------ Records shown ------

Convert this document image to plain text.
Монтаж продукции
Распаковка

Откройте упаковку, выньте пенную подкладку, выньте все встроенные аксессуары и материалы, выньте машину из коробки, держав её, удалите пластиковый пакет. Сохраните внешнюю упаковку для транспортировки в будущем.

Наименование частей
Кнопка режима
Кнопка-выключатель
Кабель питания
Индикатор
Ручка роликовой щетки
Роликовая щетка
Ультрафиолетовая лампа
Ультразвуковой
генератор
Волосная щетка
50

------

Problem requirements: From the first line to the last, retype the data exactly.

Output:
Convert this document image to plain text.
Монтаж продукции
Распаковка

Откройте упаковку, выньте пенную подкладку, выньте все встроенные аксессуары и материалы, выньте машину из коробки, держав её, удалите пластиковый пакет. Сохраните внешнюю упаковку для транспортировки в будущем.

Наименование частей
Кнопка режима
Кнопка-выключатель
Кабель питания
Индикатор
Ручка роликовой щетки
Роликовая щетка
Ультрафиолетовая лампа
Ультразвуковой
генератор
Волосная щетка
50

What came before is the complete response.